YOUR TASK
Can all of these lines be returned exactly?

───── RAW DATA ─────

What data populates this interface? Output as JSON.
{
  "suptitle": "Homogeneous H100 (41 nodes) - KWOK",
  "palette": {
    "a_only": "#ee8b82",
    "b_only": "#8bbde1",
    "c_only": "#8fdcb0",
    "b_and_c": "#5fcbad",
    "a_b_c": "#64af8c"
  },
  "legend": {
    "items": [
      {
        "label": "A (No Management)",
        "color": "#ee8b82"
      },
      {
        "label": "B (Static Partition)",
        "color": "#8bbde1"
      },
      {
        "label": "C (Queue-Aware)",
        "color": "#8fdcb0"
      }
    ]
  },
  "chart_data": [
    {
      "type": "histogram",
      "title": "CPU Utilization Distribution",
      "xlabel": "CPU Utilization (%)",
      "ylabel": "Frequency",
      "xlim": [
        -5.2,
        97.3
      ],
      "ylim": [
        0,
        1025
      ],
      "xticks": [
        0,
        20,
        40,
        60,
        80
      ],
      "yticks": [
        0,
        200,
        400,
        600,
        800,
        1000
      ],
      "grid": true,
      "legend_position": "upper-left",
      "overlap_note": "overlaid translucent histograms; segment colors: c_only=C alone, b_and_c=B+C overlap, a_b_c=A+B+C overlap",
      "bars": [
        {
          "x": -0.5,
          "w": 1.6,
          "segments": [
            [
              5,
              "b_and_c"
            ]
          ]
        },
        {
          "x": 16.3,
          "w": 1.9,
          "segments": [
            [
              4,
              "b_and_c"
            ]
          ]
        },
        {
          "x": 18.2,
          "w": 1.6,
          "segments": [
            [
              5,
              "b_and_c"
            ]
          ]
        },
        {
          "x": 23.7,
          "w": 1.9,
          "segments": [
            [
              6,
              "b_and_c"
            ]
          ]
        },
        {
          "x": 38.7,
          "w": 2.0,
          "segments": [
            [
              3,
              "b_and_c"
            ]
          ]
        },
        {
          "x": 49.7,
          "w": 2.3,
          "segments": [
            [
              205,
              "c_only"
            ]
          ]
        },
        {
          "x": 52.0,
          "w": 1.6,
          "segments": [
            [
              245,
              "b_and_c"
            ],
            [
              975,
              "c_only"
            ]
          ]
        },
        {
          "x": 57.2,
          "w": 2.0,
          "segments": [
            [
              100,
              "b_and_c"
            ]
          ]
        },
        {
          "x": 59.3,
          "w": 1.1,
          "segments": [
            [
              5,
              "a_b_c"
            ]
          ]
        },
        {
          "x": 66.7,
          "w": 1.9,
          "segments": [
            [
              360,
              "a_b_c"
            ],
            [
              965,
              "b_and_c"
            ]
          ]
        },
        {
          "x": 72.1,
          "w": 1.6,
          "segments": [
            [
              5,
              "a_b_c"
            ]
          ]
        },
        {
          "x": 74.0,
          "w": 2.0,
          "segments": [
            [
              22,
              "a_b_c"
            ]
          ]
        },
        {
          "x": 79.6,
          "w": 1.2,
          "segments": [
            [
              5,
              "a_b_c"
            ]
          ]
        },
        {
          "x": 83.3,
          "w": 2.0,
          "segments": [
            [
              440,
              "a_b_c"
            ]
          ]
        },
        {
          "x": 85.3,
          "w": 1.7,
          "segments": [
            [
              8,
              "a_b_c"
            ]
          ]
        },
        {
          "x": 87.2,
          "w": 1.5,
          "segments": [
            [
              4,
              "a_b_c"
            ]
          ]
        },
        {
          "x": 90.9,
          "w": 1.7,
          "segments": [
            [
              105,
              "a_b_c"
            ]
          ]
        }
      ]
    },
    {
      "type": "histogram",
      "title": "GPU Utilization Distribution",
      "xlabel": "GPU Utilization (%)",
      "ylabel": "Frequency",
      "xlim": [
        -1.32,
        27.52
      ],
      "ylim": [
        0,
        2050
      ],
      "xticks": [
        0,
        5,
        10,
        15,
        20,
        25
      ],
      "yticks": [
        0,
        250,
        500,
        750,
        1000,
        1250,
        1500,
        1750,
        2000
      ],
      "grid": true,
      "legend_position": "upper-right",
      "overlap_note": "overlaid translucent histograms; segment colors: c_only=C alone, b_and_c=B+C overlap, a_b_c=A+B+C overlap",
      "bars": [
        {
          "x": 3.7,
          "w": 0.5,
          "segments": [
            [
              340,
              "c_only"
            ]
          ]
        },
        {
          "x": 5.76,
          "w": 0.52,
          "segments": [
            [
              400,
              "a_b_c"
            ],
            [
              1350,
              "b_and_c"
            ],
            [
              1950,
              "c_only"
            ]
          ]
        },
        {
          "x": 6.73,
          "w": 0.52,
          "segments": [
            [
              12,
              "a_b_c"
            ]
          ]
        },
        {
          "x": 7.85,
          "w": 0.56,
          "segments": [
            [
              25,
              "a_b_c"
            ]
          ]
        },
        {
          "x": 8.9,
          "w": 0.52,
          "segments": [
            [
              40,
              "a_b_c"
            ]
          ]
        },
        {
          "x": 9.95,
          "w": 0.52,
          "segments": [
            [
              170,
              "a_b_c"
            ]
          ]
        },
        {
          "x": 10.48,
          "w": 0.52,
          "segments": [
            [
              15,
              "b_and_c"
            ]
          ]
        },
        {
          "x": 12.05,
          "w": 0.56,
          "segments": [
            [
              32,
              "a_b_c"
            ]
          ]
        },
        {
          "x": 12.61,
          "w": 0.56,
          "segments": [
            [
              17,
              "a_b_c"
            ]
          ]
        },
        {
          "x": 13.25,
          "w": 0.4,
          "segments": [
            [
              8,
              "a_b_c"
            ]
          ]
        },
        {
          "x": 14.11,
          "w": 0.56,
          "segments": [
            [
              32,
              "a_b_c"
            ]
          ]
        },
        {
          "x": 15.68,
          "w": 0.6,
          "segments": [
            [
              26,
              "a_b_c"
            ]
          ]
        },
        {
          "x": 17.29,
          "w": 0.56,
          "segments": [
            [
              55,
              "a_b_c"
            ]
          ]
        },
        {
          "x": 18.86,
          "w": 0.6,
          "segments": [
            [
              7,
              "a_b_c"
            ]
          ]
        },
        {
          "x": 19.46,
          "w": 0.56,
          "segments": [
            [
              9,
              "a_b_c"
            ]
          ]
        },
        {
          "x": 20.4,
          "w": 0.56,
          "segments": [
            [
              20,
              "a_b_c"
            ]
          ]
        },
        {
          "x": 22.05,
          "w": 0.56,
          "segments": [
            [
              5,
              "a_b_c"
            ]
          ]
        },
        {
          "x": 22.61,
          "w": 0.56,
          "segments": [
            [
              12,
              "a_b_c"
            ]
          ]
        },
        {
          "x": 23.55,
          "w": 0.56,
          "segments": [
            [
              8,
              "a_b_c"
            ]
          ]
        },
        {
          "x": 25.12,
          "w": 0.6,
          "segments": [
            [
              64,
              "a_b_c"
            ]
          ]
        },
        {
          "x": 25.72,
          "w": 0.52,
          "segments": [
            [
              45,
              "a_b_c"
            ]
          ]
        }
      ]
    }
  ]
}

─────

SOLUTION FOR THIS TASK
What data populates this interface? Output as JSON.
{
  "suptitle": "Homogeneous H100 (41 nodes) - KWOK",
  "palette": {
    "a_only": "#ee8b82",
    "b_only": "#8bbde1",
    "c_only": "#8fdcb0",
    "b_and_c": "#5fcbad",
    "a_b_c": "#64af8c"
  },
  "legend": {
    "items": [
      {
        "label": "A (No Management)",
        "color": "#ee8b82"
      },
      {
        "label": "B (Static Partition)",
        "color": "#8bbde1"
      },
      {
        "label": "C (Queue-Aware)",
        "color": "#8fdcb0"
      }
    ]
  },
  "chart_data": [
    {
      "type": "histogram",
      "title": "CPU Utilization Distribution",
      "xlabel": "CPU Utilization (%)",
      "ylabel": "Frequency",
      "xlim": [
        -5.2,
        97.3
      ],
      "ylim": [
        0,
        1025
      ],
      "xticks": [
        0,
        20,
        40,
        60,
        80
      ],
      "yticks": [
        0,
        200,
        400,
        600,
        800,
        1000
      ],
      "grid": true,
      "legend_position": "upper-left",
      "overlap_note": "overlaid translucent histograms; segment colors: c_only=C alone, b_and_c=B+C overlap, a_b_c=A+B+C overlap",
      "bars": [
        {
          "x": -0.5,
          "w": 1.6,
          "segments": [
            [
              5,
              "b_and_c"
            ]
          ]
        },
        {
          "x": 16.3,
          "w": 1.9,
          "segments": [
            [
              4,
              "b_and_c"
            ]
          ]
        },
        {
          "x": 18.2,
          "w": 1.6,
          "segments": [
            [
              5,
              "b_and_c"
            ]
          ]
        },
        {
          "x": 23.7,
          "w": 1.9,
          "segments": [
            [
              6,
              "b_and_c"
            ]
          ]
        },
        {
          "x": 38.7,
          "w": 2.0,
          "segments": [
            [
              3,
              "b_and_c"
            ]
          ]
        },
        {
          "x": 49.7,
          "w": 2.3,
          "segments": [
            [
              205,
              "c_only"
            ]
          ]
        },
        {
          "x": 52.0,
          "w": 1.6,
          "segments": [
            [
              245,
              "b_and_c"
            ],
            [
              975,
              "c_only"
            ]
          ]
        },
        {
          "x": 57.2,
          "w": 2.0,
          "segments": [
            [
              100,
              "b_and_c"
            ]
          ]
        },
        {
          "x": 59.3,
          "w": 1.1,
          "segments": [
            [
              5,
              "a_b_c"
            ]
          ]
        },
        {
          "x": 66.7,
          "w": 1.9,
          "segments": [
            [
              360,
              "a_b_c"
            ],
            [
              965,
              "b_and_c"
            ]
          ]
        },
        {
          "x": 72.1,
          "w": 1.6,
          "segments": [
            [
              5,
              "a_b_c"
            ]
          ]
        },
        {
          "x": 74.0,
          "w": 2.0,
          "segments": [
            [
              22,
              "a_b_c"
            ]
          ]
        },
        {
          "x": 79.6,
          "w": 1.2,
          "segments": [
            [
              5,
              "a_b_c"
            ]
          ]
        },
        {
          "x": 83.3,
          "w": 2.0,
          "segments": [
            [
              440,
              "a_b_c"
            ]
          ]
        },
        {
          "x": 85.3,
          "w": 1.7,
          "segments": [
            [
              8,
              "a_b_c"
            ]
          ]
        },
        {
          "x": 87.2,
          "w": 1.5,
          "segments": [
            [
              4,
              "a_b_c"
            ]
          ]
        },
        {
          "x": 90.9,
          "w": 1.7,
          "segments": [
            [
              105,
              "a_b_c"
            ]
          ]
        }
      ]
    },
    {
      "type": "histogram",
      "title": "GPU Utilization Distribution",
      "xlabel": "GPU Utilization (%)",
      "ylabel": "Frequency",
      "xlim": [
        -1.32,
        27.52
      ],
      "ylim": [
        0,
        2050
      ],
      "xticks": [
        0,
        5,
        10,
        15,
        20,
        25
      ],
      "yticks": [
        0,
        250,
        500,
        750,
        1000,
        1250,
        1500,
        1750,
        2000
      ],
      "grid": true,
      "legend_position": "upper-right",
      "overlap_note": "overlaid translucent histograms; segment colors: c_only=C alone, b_and_c=B+C overlap, a_b_c=A+B+C overlap",
      "bars": [
        {
          "x": 3.7,
          "w": 0.5,
          "segments": [
            [
              340,
              "c_only"
            ]
          ]
        },
        {
          "x": 5.76,
          "w": 0.52,
          "segments": [
            [
              400,
              "a_b_c"
            ],
            [
              1350,
              "b_and_c"
            ],
            [
              1950,
              "c_only"
            ]
          ]
        },
        {
          "x": 6.73,
          "w": 0.52,
          "segments": [
            [
              12,
              "a_b_c"
            ]
          ]
        },
        {
          "x": 7.85,
          "w": 0.56,
          "segments": [
            [
              25,
              "a_b_c"
            ]
          ]
        },
        {
          "x": 8.9,
          "w": 0.52,
          "segments": [
            [
              40,
              "a_b_c"
            ]
          ]
        },
        {
          "x": 9.95,
          "w": 0.52,
          "segments": [
            [
              170,
              "a_b_c"
            ]
          ]
        },
        {
          "x": 10.48,
          "w": 0.52,
          "segments": [
            [
              15,
              "b_and_c"
            ]
          ]
        },
        {
          "x": 12.05,
          "w": 0.56,
          "segments": [
            [
              32,
              "a_b_c"
            ]
          ]
        },
        {
          "x": 12.61,
          "w": 0.56,
          "segments": [
            [
              17,
              "a_b_c"
            ]
          ]
        },
        {
          "x": 13.25,
          "w": 0.4,
          "segments": [
            [
              8,
              "a_b_c"
            ]
          ]
        },
        {
          "x": 14.11,
          "w": 0.56,
          "segments": [
            [
              32,
              "a_b_c"
            ]
          ]
        },
        {
          "x": 15.68,
          "w": 0.6,
          "segments": [
            [
              26,
              "a_b_c"
            ]
          ]
        },
        {
          "x": 17.29,
          "w": 0.56,
          "segments": [
            [
              55,
              "a_b_c"
            ]
          ]
        },
        {
          "x": 18.86,
          "w": 0.6,
          "segments": [
            [
              7,
              "a_b_c"
            ]
          ]
        },
        {
          "x": 19.46,
          "w": 0.56,
          "segments": [
            [
              9,
              "a_b_c"
            ]
          ]
        },
        {
          "x": 20.4,
          "w": 0.56,
          "segments": [
            [
              20,
              "a_b_c"
            ]
          ]
        },
        {
          "x": 22.05,
          "w": 0.56,
          "segments": [
            [
              5,
              "a_b_c"
            ]
          ]
        },
        {
          "x": 22.61,
          "w": 0.56,
          "segments": [
            [
              12,
              "a_b_c"
            ]
          ]
        },
        {
          "x": 23.55,
          "w": 0.56,
          "segments": [
            [
              8,
              "a_b_c"
            ]
          ]
        },
        {
          "x": 25.12,
          "w": 0.6,
          "segments": [
            [
              64,
              "a_b_c"
            ]
          ]
        },
        {
          "x": 25.72,
          "w": 0.52,
          "segments": [
            [
              45,
              "a_b_c"
            ]
          ]
        }
      ]
    }
  ]
}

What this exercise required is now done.